Start Material

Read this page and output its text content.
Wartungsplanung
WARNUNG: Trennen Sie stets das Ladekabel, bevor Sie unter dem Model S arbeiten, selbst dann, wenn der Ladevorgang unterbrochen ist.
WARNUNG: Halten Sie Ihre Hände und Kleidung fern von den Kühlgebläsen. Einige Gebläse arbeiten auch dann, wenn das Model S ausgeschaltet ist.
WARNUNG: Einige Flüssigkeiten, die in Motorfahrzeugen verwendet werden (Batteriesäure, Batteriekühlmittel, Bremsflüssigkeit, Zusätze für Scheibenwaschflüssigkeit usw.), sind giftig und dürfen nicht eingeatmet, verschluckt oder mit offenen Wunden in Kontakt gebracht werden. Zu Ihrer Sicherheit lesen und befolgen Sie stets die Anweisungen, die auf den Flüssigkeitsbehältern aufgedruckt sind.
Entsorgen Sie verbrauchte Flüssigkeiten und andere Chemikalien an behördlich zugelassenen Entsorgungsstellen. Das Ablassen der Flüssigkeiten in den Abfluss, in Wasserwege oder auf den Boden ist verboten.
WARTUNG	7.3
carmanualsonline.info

End Material

Stated problem.
Retype all of the material above with every character intact.

Exercise solution.
Read this page and output its text content.
Wartungsplanung
WARNUNG: Trennen Sie stets das Ladekabel, bevor Sie unter dem Model S arbeiten, selbst dann, wenn der Ladevorgang unterbrochen ist.
WARNUNG: Halten Sie Ihre Hände und Kleidung fern von den Kühlgebläsen. Einige Gebläse arbeiten auch dann, wenn das Model S ausgeschaltet ist.
WARNUNG: Einige Flüssigkeiten, die in Motorfahrzeugen verwendet werden (Batteriesäure, Batteriekühlmittel, Bremsflüssigkeit, Zusätze für Scheibenwaschflüssigkeit usw.), sind giftig und dürfen nicht eingeatmet, verschluckt oder mit offenen Wunden in Kontakt gebracht werden. Zu Ihrer Sicherheit lesen und befolgen Sie stets die Anweisungen, die auf den Flüssigkeitsbehältern aufgedruckt sind.
Entsorgen Sie verbrauchte Flüssigkeiten und andere Chemikalien an behördlich zugelassenen Entsorgungsstellen. Das Ablassen der Flüssigkeiten in den Abfluss, in Wasserwege oder auf den Boden ist verboten.
WARTUNG	7.3
carmanualsonline.info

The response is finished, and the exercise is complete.